━━━━━ Records to use ━━━━━
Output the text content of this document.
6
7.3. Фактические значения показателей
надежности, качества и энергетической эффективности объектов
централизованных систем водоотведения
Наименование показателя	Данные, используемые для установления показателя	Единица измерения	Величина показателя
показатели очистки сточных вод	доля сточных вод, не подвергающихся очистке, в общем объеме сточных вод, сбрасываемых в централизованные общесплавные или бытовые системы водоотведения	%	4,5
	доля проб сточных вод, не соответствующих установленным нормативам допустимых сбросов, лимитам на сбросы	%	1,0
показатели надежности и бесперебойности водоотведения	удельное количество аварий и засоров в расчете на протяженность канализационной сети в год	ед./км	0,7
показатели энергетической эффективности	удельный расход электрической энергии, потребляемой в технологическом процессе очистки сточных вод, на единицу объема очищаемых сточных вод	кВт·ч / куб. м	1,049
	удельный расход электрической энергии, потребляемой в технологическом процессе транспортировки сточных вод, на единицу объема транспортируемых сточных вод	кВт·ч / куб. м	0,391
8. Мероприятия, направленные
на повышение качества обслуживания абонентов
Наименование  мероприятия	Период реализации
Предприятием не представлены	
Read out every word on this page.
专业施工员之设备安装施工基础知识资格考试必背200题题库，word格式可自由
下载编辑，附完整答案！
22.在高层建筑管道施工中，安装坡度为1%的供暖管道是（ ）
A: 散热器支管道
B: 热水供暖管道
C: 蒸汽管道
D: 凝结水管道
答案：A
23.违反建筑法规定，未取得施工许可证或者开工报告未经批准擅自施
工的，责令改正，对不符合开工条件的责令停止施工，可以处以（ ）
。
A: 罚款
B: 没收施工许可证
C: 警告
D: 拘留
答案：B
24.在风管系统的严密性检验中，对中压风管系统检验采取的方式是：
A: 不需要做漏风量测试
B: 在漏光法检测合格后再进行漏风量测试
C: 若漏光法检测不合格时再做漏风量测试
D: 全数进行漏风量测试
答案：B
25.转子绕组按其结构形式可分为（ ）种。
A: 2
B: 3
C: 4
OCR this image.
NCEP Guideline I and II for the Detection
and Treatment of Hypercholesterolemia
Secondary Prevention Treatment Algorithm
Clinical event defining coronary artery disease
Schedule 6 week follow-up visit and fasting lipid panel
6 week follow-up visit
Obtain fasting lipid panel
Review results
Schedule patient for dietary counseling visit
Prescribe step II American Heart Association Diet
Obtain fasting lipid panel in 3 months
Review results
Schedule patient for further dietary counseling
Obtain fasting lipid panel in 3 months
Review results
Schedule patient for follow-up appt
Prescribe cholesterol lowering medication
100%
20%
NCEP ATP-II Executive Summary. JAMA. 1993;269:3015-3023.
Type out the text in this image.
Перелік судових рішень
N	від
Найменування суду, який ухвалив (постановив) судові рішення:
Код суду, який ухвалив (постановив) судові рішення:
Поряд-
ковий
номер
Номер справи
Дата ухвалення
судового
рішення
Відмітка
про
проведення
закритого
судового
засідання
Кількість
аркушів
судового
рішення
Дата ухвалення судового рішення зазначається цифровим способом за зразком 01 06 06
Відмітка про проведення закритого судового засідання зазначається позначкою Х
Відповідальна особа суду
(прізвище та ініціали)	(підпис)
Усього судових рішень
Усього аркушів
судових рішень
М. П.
━━━━━
Job
Count the lines above that contain the word "visit", and give only that number.

Reply to the task
3